# To do
Can you print the data exactly and leave out each image?

# Listing
*-*-*

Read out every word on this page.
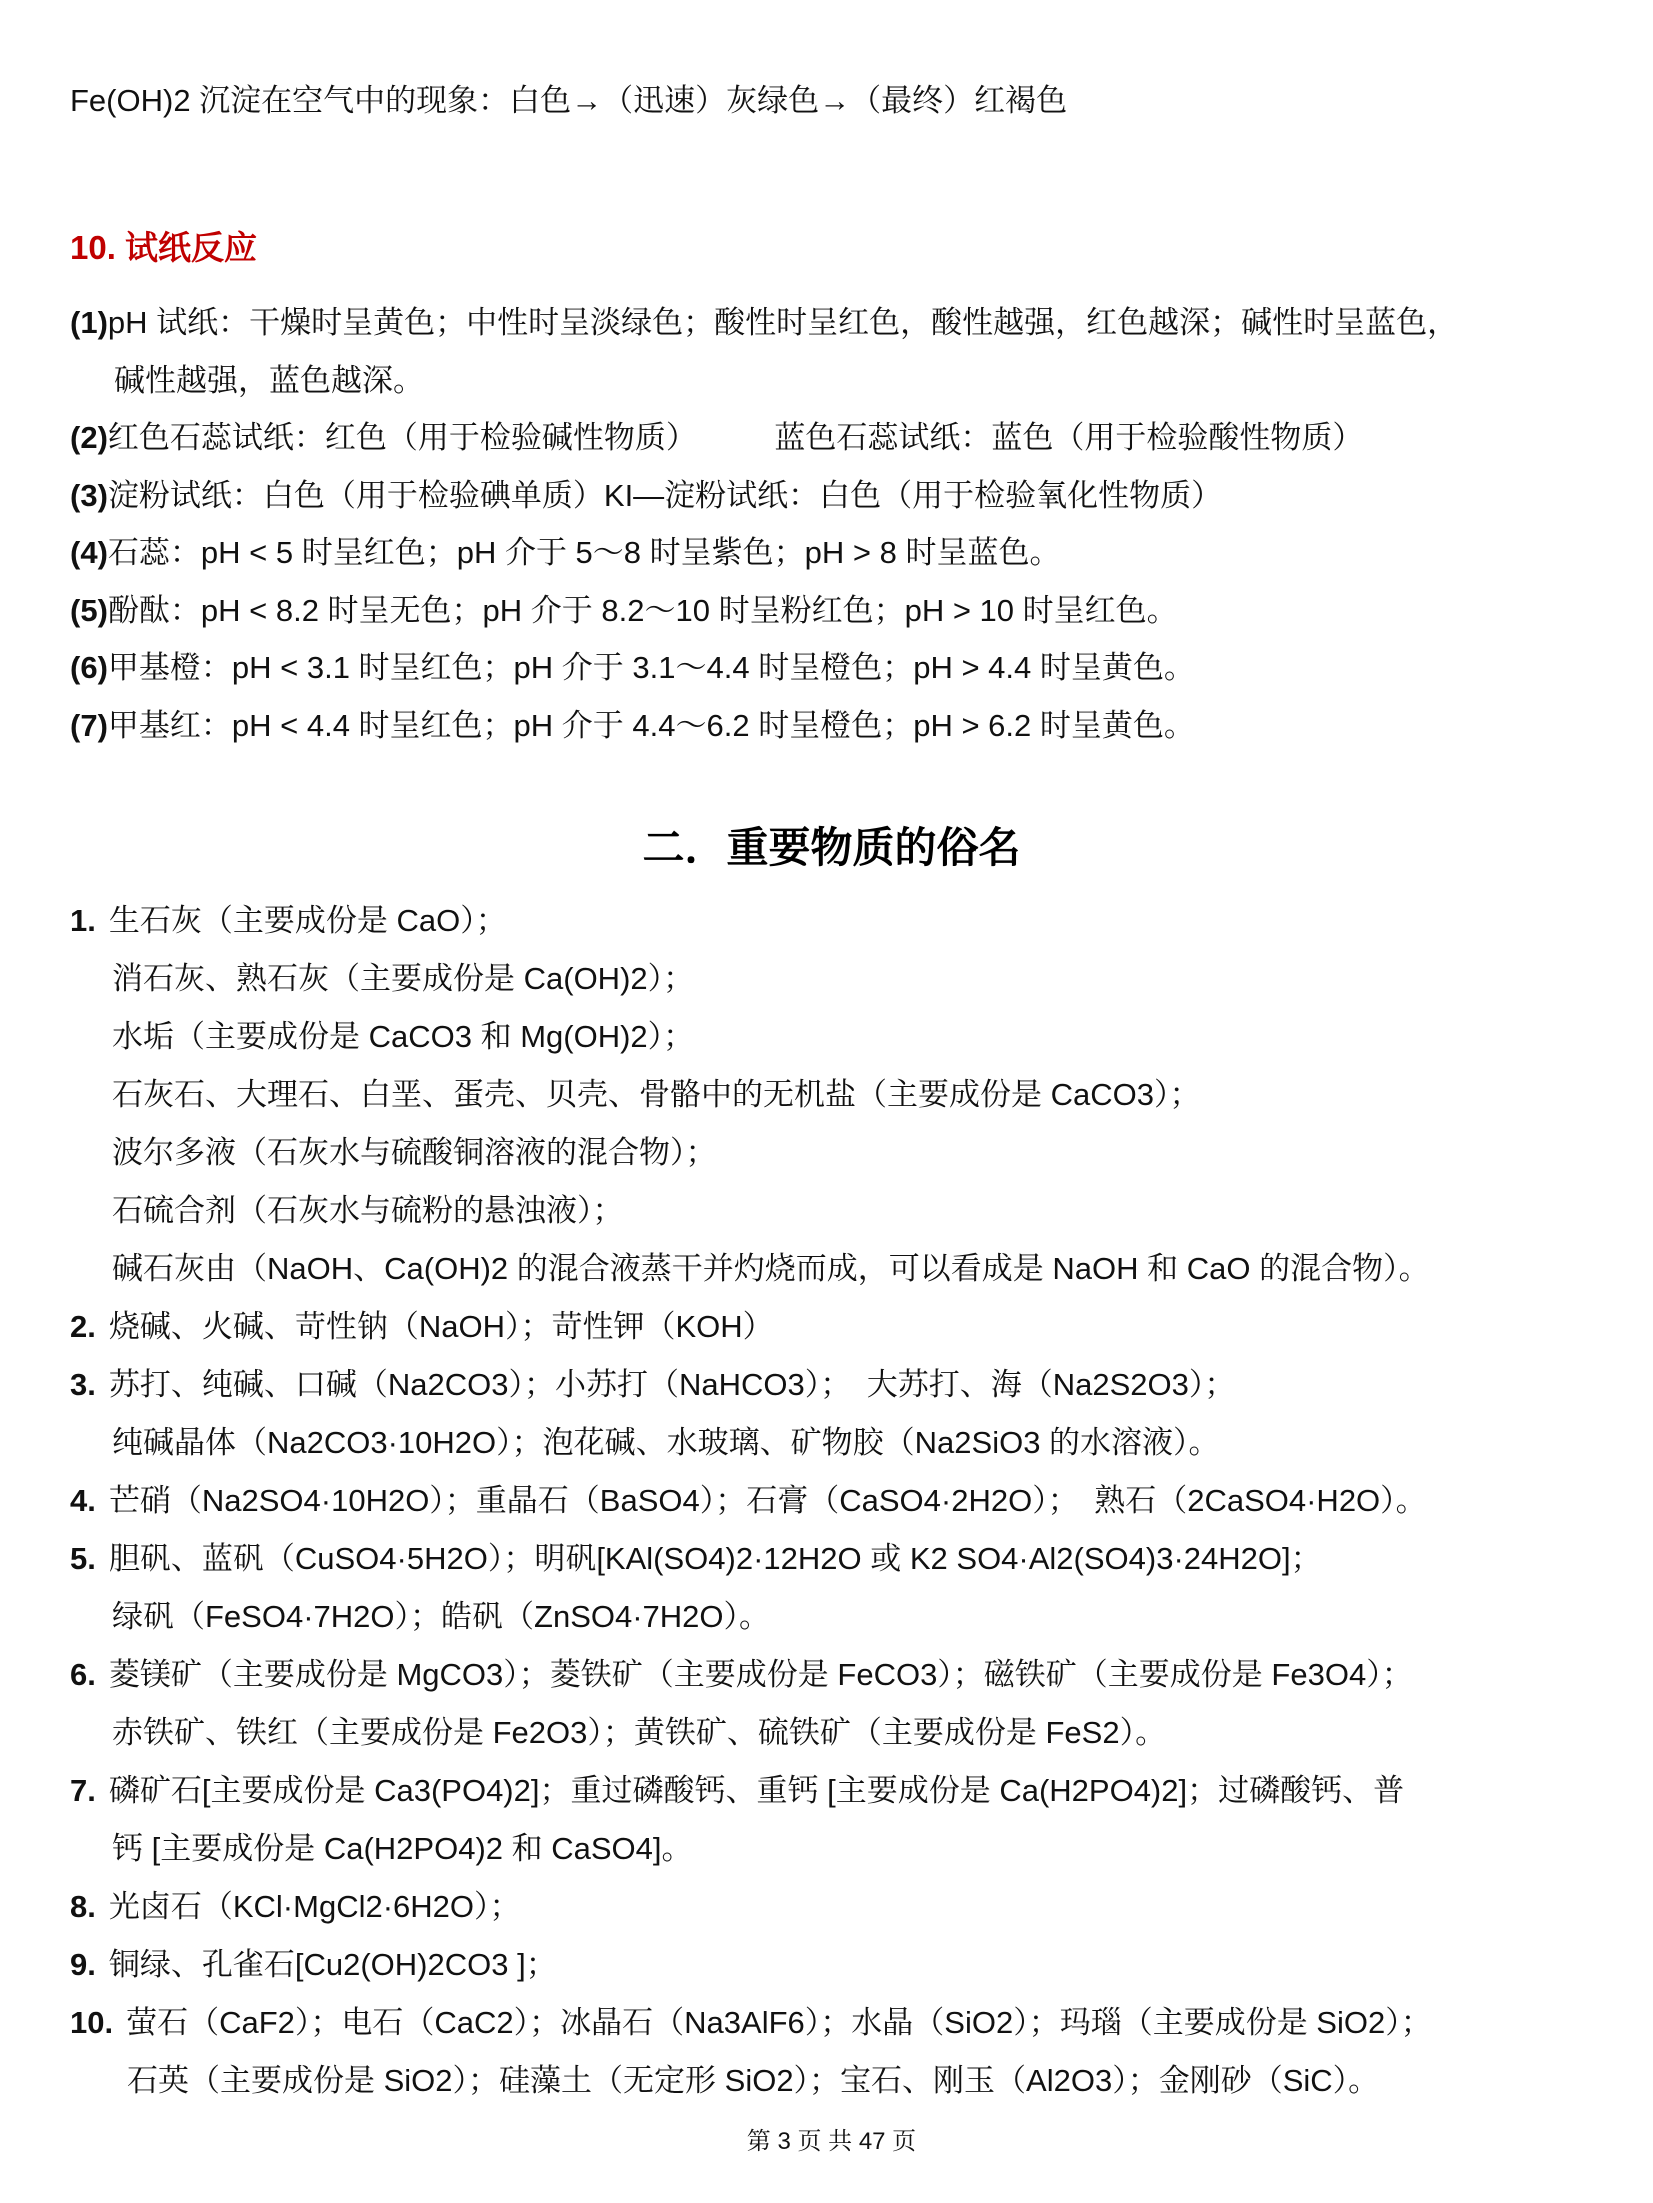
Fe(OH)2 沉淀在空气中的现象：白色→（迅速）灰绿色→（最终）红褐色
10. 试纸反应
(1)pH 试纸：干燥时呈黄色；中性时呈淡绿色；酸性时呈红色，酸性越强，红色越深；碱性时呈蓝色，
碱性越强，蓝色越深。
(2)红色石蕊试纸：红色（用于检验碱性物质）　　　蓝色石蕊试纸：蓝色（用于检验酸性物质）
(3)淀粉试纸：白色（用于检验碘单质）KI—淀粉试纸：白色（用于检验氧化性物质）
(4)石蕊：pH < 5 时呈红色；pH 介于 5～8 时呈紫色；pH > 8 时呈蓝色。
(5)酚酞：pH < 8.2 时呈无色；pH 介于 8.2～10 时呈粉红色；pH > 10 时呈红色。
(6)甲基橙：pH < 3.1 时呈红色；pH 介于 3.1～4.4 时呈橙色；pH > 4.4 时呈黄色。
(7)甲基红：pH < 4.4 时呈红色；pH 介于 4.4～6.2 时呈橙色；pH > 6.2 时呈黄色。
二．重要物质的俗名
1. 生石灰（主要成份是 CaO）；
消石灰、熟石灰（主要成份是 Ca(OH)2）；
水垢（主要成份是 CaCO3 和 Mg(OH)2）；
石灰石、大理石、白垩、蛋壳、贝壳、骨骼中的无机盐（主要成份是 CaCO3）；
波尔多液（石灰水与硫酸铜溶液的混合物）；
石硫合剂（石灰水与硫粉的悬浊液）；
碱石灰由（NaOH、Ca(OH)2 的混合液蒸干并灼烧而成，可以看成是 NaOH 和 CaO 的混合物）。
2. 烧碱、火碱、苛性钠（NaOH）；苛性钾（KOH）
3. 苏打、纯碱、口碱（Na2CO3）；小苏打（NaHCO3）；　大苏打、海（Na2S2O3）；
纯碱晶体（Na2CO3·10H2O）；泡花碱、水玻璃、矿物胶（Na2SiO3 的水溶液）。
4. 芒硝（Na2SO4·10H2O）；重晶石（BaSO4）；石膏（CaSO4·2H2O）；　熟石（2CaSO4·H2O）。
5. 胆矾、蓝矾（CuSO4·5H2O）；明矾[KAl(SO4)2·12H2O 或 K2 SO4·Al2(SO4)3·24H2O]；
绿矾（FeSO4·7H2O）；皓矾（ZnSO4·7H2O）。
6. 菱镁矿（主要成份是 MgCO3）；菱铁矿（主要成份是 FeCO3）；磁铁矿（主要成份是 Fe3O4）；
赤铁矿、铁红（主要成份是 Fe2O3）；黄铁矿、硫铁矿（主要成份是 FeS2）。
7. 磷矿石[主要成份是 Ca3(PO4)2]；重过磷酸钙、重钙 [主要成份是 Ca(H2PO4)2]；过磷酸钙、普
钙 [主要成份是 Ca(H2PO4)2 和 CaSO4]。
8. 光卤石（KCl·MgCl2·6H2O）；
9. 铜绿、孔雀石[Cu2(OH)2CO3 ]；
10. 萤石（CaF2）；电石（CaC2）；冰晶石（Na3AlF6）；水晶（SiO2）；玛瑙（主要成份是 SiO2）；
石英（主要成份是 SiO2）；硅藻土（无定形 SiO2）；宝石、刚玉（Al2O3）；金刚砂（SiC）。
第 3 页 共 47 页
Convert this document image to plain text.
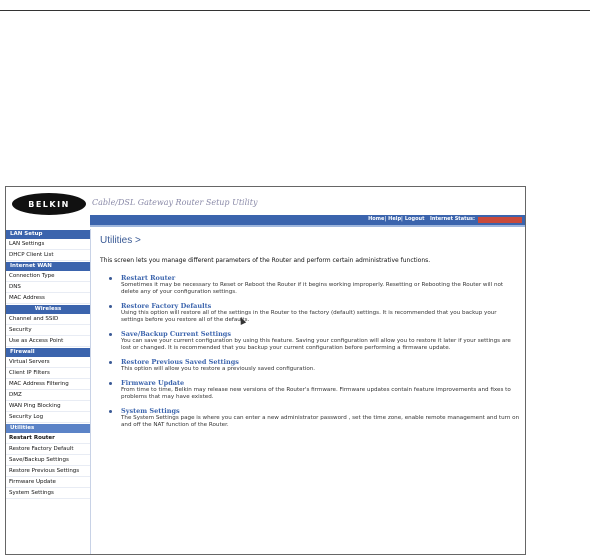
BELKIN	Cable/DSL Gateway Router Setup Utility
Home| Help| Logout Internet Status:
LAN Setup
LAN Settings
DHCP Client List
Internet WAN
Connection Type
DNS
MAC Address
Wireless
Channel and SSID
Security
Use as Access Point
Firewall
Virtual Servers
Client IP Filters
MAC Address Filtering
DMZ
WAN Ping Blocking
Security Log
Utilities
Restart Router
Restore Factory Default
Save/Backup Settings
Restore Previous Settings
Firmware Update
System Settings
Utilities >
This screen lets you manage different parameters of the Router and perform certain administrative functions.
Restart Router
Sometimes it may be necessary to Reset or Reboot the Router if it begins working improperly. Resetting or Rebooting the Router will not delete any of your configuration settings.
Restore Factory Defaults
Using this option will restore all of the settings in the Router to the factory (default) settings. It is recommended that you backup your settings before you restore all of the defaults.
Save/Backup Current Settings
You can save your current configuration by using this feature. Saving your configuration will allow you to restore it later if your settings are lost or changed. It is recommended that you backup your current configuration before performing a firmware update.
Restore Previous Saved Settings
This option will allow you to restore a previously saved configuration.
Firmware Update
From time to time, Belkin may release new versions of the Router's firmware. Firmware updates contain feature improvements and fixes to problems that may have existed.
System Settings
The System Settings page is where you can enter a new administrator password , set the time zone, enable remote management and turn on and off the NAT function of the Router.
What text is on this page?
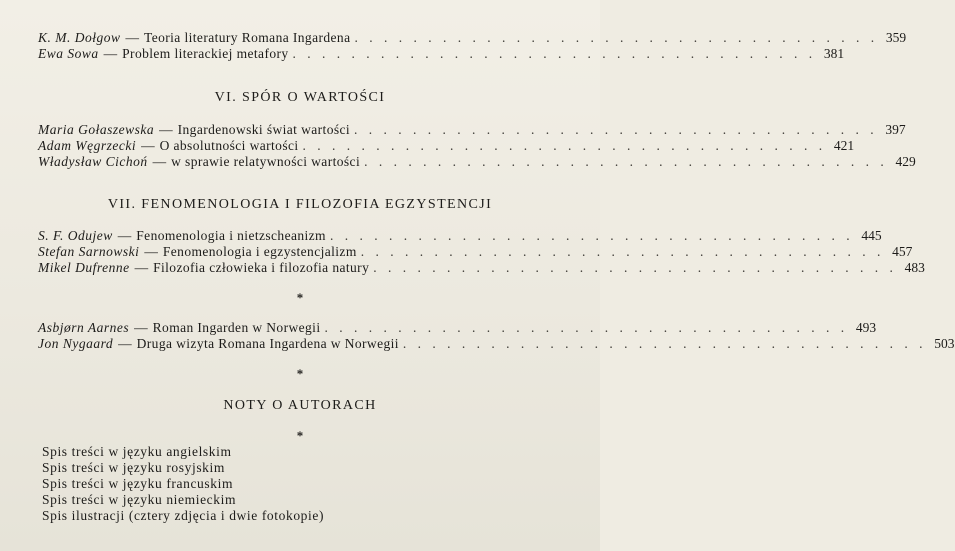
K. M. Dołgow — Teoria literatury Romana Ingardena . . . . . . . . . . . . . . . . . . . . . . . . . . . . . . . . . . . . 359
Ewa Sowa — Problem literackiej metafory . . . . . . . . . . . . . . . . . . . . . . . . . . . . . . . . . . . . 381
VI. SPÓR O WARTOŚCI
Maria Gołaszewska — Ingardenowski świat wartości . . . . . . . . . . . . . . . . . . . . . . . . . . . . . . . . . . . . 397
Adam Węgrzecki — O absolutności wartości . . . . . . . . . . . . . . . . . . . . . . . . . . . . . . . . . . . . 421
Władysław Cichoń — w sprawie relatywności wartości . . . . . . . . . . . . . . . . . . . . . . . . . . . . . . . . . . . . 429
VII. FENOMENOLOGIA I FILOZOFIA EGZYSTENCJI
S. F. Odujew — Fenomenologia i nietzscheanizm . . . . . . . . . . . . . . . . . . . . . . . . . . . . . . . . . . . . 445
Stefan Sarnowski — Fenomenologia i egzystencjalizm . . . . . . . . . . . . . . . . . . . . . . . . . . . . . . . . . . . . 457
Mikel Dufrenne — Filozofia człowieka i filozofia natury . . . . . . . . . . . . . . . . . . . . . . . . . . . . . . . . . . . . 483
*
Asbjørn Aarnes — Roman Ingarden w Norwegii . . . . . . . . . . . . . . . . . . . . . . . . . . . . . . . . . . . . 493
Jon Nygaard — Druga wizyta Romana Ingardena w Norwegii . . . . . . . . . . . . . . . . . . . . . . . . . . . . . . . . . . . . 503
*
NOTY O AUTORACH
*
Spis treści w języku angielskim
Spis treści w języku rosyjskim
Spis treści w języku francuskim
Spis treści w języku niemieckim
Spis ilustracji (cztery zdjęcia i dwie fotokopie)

*-*-*

# Result below
Read out every word on this page.
Fe(OH)2 沉淀在空气中的现象：白色→（迅速）灰绿色→（最终）红褐色
10. 试纸反应
(1)pH 试纸：干燥时呈黄色；中性时呈淡绿色；酸性时呈红色，酸性越强，红色越深；碱性时呈蓝色，
碱性越强，蓝色越深。
(2)红色石蕊试纸：红色（用于检验碱性物质）　　　蓝色石蕊试纸：蓝色（用于检验酸性物质）
(3)淀粉试纸：白色（用于检验碘单质）KI—淀粉试纸：白色（用于检验氧化性物质）
(4)石蕊：pH < 5 时呈红色；pH 介于 5～8 时呈紫色；pH > 8 时呈蓝色。
(5)酚酞：pH < 8.2 时呈无色；pH 介于 8.2～10 时呈粉红色；pH > 10 时呈红色。
(6)甲基橙：pH < 3.1 时呈红色；pH 介于 3.1～4.4 时呈橙色；pH > 4.4 时呈黄色。
(7)甲基红：pH < 4.4 时呈红色；pH 介于 4.4～6.2 时呈橙色；pH > 6.2 时呈黄色。
二．重要物质的俗名
1. 生石灰（主要成份是 CaO）；
消石灰、熟石灰（主要成份是 Ca(OH)2）；
水垢（主要成份是 CaCO3 和 Mg(OH)2）；
石灰石、大理石、白垩、蛋壳、贝壳、骨骼中的无机盐（主要成份是 CaCO3）；
波尔多液（石灰水与硫酸铜溶液的混合物）；
石硫合剂（石灰水与硫粉的悬浊液）；
碱石灰由（NaOH、Ca(OH)2 的混合液蒸干并灼烧而成，可以看成是 NaOH 和 CaO 的混合物）。
2. 烧碱、火碱、苛性钠（NaOH）；苛性钾（KOH）
3. 苏打、纯碱、口碱（Na2CO3）；小苏打（NaHCO3）；　大苏打、海（Na2S2O3）；
纯碱晶体（Na2CO3·10H2O）；泡花碱、水玻璃、矿物胶（Na2SiO3 的水溶液）。
4. 芒硝（Na2SO4·10H2O）；重晶石（BaSO4）；石膏（CaSO4·2H2O）；　熟石（2CaSO4·H2O）。
5. 胆矾、蓝矾（CuSO4·5H2O）；明矾[KAl(SO4)2·12H2O 或 K2 SO4·Al2(SO4)3·24H2O]；
绿矾（FeSO4·7H2O）；皓矾（ZnSO4·7H2O）。
6. 菱镁矿（主要成份是 MgCO3）；菱铁矿（主要成份是 FeCO3）；磁铁矿（主要成份是 Fe3O4）；
赤铁矿、铁红（主要成份是 Fe2O3）；黄铁矿、硫铁矿（主要成份是 FeS2）。
7. 磷矿石[主要成份是 Ca3(PO4)2]；重过磷酸钙、重钙 [主要成份是 Ca(H2PO4)2]；过磷酸钙、普
钙 [主要成份是 Ca(H2PO4)2 和 CaSO4]。
8. 光卤石（KCl·MgCl2·6H2O）；
9. 铜绿、孔雀石[Cu2(OH)2CO3 ]；
10. 萤石（CaF2）；电石（CaC2）；冰晶石（Na3AlF6）；水晶（SiO2）；玛瑙（主要成份是 SiO2）；
石英（主要成份是 SiO2）；硅藻土（无定形 SiO2）；宝石、刚玉（Al2O3）；金刚砂（SiC）。
第 3 页 共 47 页
Convert this document image to plain text.
BELKIN	Cable/DSL Gateway Router Setup Utility
Home| Help| Logout Internet Status:
LAN Setup
LAN Settings
DHCP Client List
Internet WAN
Connection Type
DNS
MAC Address
Wireless
Channel and SSID
Security
Use as Access Point
Firewall
Virtual Servers
Client IP Filters
MAC Address Filtering
DMZ
WAN Ping Blocking
Security Log
Utilities
Restart Router
Restore Factory Default
Save/Backup Settings
Restore Previous Settings
Firmware Update
System Settings
Utilities >
This screen lets you manage different parameters of the Router and perform certain administrative functions.
Restart Router
Sometimes it may be necessary to Reset or Reboot the Router if it begins working improperly. Resetting or Rebooting the Router will not delete any of your configuration settings.
Restore Factory Defaults
Using this option will restore all of the settings in the Router to the factory (default) settings. It is recommended that you backup your settings before you restore all of the defaults.
Save/Backup Current Settings
You can save your current configuration by using this feature. Saving your configuration will allow you to restore it later if your settings are lost or changed. It is recommended that you backup your current configuration before performing a firmware update.
Restore Previous Saved Settings
This option will allow you to restore a previously saved configuration.
Firmware Update
From time to time, Belkin may release new versions of the Router's firmware. Firmware updates contain feature improvements and fixes to problems that may have existed.
System Settings
The System Settings page is where you can enter a new administrator password , set the time zone, enable remote management and turn on and off the NAT function of the Router.
What text is on this page?
K. M. Dołgow — Teoria literatury Romana Ingardena . . . . . . . . . . . . . . . . . . . . . . . . . . . . . . . . . . . . 359
Ewa Sowa — Problem literackiej metafory . . . . . . . . . . . . . . . . . . . . . . . . . . . . . . . . . . . . 381
VI. SPÓR O WARTOŚCI
Maria Gołaszewska — Ingardenowski świat wartości . . . . . . . . . . . . . . . . . . . . . . . . . . . . . . . . . . . . 397
Adam Węgrzecki — O absolutności wartości . . . . . . . . . . . . . . . . . . . . . . . . . . . . . . . . . . . . 421
Władysław Cichoń — w sprawie relatywności wartości . . . . . . . . . . . . . . . . . . . . . . . . . . . . . . . . . . . . 429
VII. FENOMENOLOGIA I FILOZOFIA EGZYSTENCJI
S. F. Odujew — Fenomenologia i nietzscheanizm . . . . . . . . . . . . . . . . . . . . . . . . . . . . . . . . . . . . 445
Stefan Sarnowski — Fenomenologia i egzystencjalizm . . . . . . . . . . . . . . . . . . . . . . . . . . . . . . . . . . . . 457
Mikel Dufrenne — Filozofia człowieka i filozofia natury . . . . . . . . . . . . . . . . . . . . . . . . . . . . . . . . . . . . 483
*
Asbjørn Aarnes — Roman Ingarden w Norwegii . . . . . . . . . . . . . . . . . . . . . . . . . . . . . . . . . . . . 493
Jon Nygaard — Druga wizyta Romana Ingardena w Norwegii . . . . . . . . . . . . . . . . . . . . . . . . . . . . . . . . . . . . 503
*
NOTY O AUTORACH
*
Spis treści w języku angielskim
Spis treści w języku rosyjskim
Spis treści w języku francuskim
Spis treści w języku niemieckim
Spis ilustracji (cztery zdjęcia i dwie fotokopie)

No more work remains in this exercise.